◆ **Exercise requirements**
Copy every line of the data that contains the string "μεταφέρετε".

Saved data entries
· · · · ·
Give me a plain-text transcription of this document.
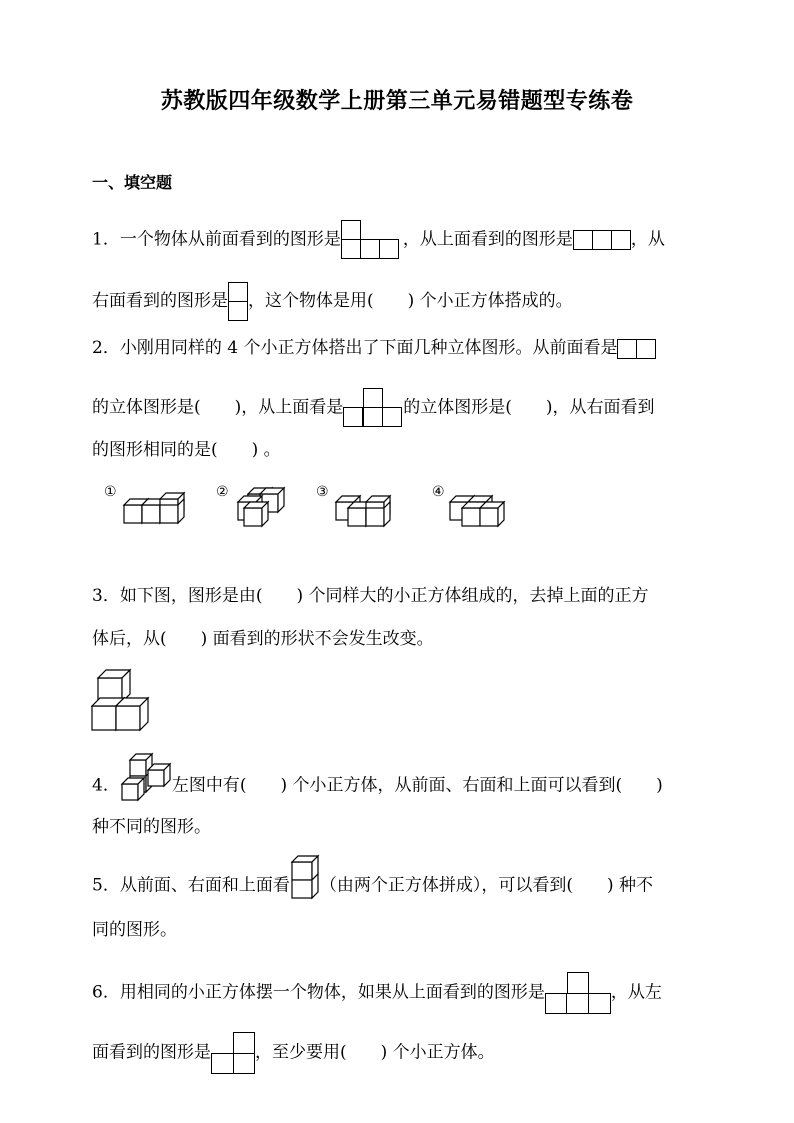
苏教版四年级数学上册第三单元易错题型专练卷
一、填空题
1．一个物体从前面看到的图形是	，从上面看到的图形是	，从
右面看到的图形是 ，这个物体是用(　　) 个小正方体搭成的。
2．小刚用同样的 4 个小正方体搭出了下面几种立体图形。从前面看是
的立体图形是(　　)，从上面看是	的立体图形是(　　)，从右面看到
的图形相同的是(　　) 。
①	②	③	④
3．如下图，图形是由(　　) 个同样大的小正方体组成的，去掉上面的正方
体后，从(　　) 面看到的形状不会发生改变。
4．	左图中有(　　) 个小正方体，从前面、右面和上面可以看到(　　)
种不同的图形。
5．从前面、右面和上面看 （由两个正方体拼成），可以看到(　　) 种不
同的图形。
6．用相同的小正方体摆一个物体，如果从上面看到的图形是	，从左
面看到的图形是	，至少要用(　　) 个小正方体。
· · · · ·
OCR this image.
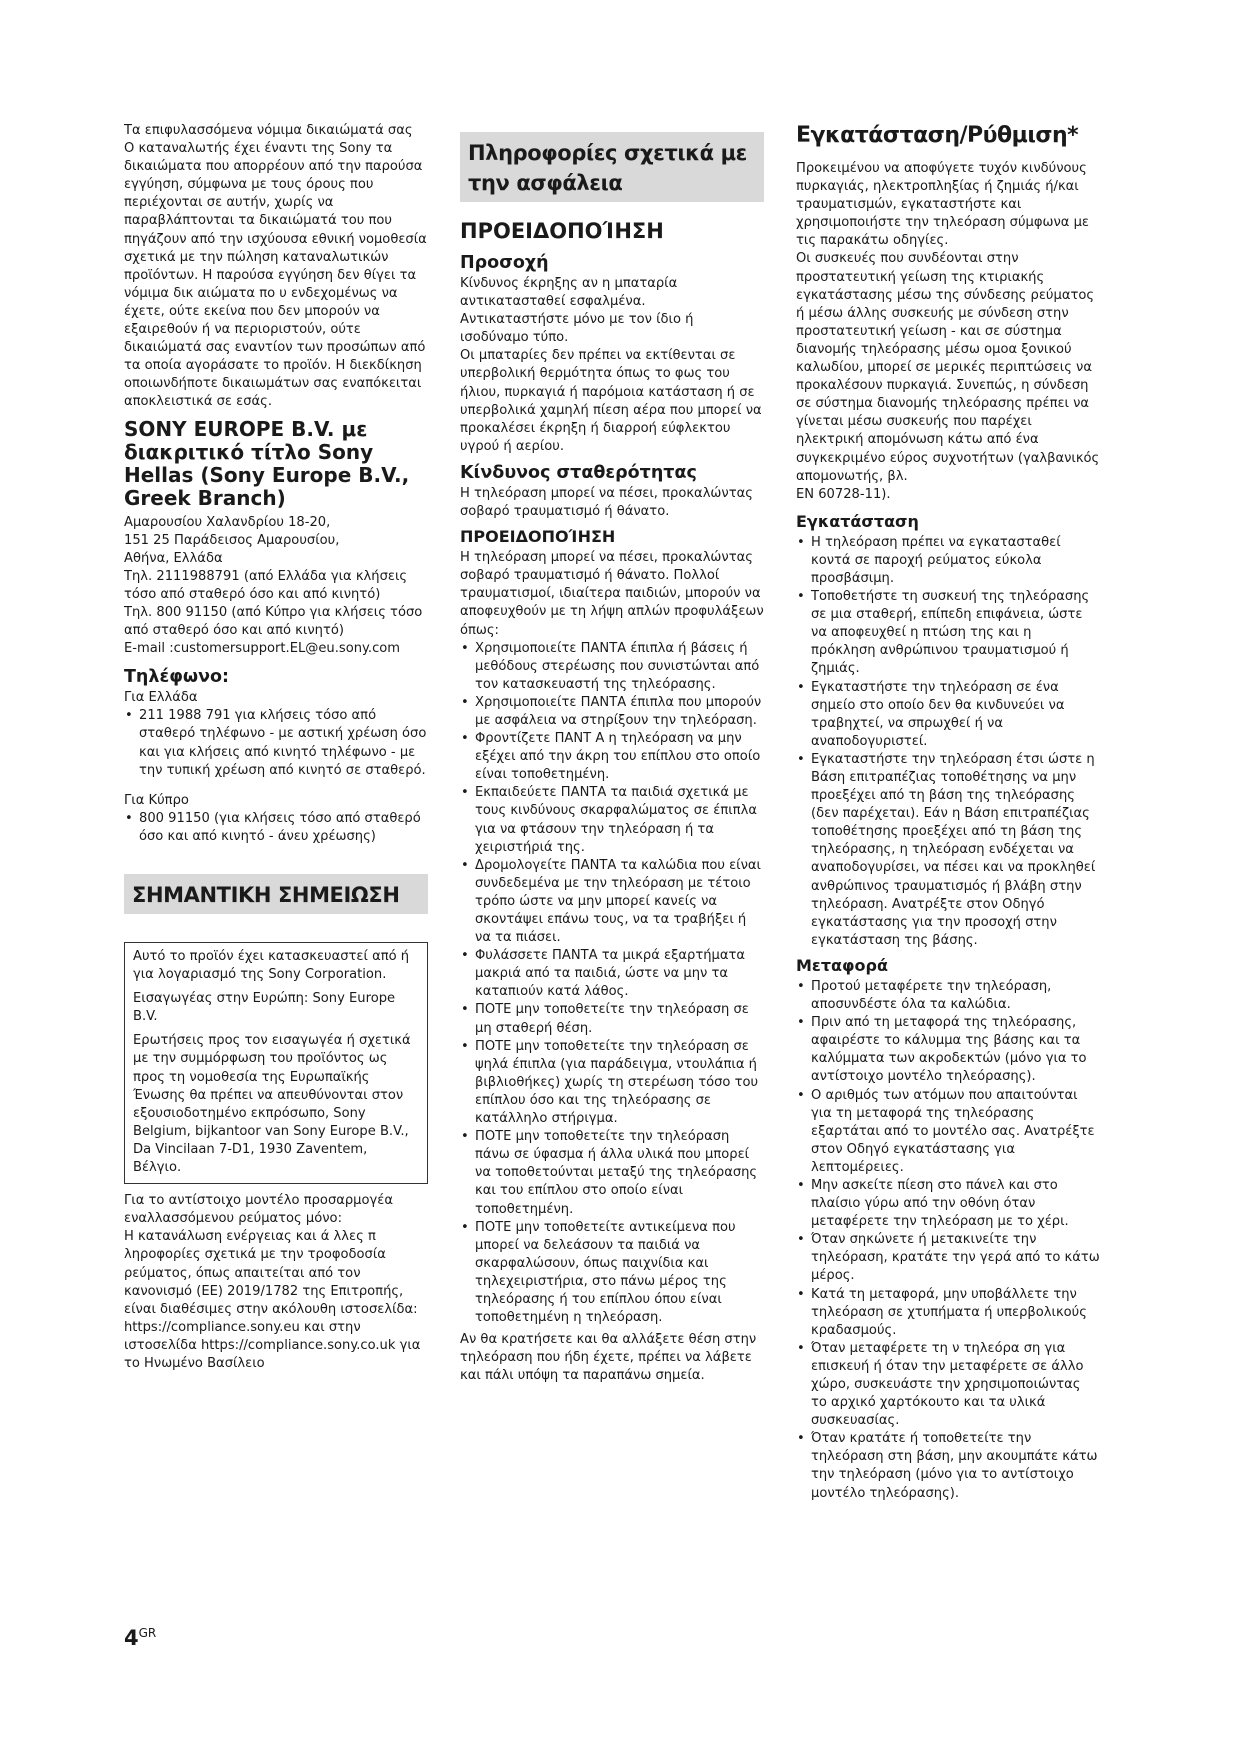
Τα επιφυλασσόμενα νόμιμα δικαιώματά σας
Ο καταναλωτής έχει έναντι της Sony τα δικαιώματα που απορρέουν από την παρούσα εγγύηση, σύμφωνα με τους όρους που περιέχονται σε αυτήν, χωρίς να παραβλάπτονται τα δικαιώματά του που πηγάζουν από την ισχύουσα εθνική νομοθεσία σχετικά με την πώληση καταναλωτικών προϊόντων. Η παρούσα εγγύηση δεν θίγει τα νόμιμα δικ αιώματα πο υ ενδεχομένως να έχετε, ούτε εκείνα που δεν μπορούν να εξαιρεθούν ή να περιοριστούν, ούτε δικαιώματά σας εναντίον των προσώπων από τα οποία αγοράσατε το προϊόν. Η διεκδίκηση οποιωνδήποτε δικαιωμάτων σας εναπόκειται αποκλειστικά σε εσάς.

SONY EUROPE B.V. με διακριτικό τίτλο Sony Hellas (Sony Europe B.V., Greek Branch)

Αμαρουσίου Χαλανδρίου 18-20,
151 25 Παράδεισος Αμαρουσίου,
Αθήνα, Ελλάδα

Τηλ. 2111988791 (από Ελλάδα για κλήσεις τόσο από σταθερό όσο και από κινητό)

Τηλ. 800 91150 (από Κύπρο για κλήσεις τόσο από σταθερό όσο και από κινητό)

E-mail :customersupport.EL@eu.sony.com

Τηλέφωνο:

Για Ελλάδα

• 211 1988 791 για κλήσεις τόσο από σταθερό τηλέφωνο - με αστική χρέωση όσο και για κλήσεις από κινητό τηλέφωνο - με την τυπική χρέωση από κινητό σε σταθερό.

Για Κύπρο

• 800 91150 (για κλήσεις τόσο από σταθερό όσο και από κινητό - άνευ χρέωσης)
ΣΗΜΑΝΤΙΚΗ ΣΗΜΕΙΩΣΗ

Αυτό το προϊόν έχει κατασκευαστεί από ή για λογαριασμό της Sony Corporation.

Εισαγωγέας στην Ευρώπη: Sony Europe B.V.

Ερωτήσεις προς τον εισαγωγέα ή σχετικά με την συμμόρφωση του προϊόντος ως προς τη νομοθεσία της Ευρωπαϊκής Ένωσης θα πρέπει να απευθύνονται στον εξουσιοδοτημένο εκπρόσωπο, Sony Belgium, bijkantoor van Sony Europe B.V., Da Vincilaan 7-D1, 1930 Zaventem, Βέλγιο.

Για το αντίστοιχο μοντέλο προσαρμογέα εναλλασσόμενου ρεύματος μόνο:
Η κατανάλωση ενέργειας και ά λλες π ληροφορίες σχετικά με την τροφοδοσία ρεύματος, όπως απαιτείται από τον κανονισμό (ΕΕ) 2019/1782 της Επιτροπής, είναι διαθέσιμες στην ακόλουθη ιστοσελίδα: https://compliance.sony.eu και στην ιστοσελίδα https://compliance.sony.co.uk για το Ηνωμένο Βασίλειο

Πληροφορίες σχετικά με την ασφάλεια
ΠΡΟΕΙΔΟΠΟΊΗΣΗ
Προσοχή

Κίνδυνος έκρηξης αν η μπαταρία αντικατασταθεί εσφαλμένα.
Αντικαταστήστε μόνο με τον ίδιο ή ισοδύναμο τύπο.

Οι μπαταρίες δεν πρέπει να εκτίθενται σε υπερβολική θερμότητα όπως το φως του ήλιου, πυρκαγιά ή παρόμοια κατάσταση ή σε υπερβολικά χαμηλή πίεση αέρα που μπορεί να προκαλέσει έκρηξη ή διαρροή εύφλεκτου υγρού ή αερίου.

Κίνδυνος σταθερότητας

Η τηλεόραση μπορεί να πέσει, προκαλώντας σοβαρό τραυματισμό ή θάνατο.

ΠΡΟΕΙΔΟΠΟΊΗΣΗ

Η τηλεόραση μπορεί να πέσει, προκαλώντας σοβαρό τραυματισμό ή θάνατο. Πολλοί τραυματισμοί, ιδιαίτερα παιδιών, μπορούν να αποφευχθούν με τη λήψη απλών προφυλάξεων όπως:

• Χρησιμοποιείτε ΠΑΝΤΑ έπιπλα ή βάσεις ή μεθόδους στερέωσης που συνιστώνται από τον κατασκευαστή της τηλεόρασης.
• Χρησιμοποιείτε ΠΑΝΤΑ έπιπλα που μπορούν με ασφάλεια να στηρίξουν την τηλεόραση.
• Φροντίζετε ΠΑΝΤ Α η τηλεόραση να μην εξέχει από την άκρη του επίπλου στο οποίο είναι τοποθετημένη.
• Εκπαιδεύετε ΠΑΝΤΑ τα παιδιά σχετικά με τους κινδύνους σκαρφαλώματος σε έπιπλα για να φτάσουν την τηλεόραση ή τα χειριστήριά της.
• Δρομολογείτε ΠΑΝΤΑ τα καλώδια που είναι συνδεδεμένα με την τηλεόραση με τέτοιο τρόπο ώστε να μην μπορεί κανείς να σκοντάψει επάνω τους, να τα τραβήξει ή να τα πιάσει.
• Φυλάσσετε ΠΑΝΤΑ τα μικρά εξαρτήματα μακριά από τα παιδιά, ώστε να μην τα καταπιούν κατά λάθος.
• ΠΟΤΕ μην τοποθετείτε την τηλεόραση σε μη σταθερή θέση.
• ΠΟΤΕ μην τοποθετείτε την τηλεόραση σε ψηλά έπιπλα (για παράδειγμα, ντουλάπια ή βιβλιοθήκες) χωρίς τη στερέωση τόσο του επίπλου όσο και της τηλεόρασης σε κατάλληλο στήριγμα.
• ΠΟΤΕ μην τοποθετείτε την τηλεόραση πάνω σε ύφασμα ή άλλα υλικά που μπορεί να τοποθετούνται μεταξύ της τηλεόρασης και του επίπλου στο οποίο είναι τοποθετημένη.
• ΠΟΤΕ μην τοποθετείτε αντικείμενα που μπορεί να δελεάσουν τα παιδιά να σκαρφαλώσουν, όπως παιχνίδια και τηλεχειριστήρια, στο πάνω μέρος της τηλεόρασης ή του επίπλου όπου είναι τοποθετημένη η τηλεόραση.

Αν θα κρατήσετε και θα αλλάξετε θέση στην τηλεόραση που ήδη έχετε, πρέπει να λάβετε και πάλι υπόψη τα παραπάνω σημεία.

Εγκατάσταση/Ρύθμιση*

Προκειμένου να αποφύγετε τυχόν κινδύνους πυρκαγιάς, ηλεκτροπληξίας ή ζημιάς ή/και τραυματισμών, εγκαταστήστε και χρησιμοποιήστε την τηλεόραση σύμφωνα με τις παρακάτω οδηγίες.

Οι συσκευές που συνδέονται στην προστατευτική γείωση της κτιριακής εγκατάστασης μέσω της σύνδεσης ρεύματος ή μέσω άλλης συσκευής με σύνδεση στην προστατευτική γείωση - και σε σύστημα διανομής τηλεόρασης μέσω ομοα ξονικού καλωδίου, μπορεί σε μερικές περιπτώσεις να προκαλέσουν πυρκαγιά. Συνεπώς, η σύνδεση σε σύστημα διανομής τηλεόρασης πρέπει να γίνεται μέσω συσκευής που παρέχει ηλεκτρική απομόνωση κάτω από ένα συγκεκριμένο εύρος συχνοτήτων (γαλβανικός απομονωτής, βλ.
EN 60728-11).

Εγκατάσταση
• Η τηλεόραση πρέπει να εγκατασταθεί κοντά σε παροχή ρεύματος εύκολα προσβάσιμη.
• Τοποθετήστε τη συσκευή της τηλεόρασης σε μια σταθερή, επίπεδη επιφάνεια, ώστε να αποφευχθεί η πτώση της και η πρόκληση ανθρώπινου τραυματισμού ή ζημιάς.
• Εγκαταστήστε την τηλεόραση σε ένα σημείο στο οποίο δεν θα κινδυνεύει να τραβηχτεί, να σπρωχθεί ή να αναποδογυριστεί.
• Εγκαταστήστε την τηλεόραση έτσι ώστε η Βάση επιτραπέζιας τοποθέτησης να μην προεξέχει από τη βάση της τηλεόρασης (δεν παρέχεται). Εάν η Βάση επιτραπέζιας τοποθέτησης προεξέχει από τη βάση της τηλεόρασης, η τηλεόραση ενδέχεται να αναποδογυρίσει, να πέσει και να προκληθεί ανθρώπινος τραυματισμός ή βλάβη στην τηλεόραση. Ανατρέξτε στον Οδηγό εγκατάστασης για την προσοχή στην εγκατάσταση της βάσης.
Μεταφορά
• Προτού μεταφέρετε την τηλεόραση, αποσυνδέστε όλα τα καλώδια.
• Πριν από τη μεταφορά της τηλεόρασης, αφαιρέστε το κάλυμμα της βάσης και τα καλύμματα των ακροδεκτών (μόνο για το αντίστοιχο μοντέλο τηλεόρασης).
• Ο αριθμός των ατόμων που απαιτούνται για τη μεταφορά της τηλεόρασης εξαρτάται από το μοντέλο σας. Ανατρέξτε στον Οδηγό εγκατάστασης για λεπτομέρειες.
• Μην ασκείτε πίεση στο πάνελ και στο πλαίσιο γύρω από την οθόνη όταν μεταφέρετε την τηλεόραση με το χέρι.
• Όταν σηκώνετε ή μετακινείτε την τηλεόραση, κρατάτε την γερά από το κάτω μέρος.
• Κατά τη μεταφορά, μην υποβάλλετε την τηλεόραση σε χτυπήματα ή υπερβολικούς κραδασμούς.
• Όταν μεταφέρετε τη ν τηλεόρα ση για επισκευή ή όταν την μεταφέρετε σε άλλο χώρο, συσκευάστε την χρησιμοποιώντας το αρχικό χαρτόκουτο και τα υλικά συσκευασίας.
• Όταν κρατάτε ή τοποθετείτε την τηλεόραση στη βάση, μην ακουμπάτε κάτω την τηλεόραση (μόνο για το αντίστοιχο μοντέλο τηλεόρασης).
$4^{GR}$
· · · · ·
◆ **Response below**
• Προτού μεταφέρετε την τηλεόραση, αποσυνδέστε όλα τα καλώδια.
• Μην ασκείτε πίεση στο πάνελ και στο πλαίσιο γύρω από την οθόνη όταν μεταφέρετε την τηλεόραση με το χέρι.
• Όταν μεταφέρετε τη ν τηλεόρα ση για επισκευή ή όταν την μεταφέρετε σε άλλο χώρο, συσκευάστε την χρησιμοποιώντας το αρχικό χαρτόκουτο και τα υλικά συσκευασίας.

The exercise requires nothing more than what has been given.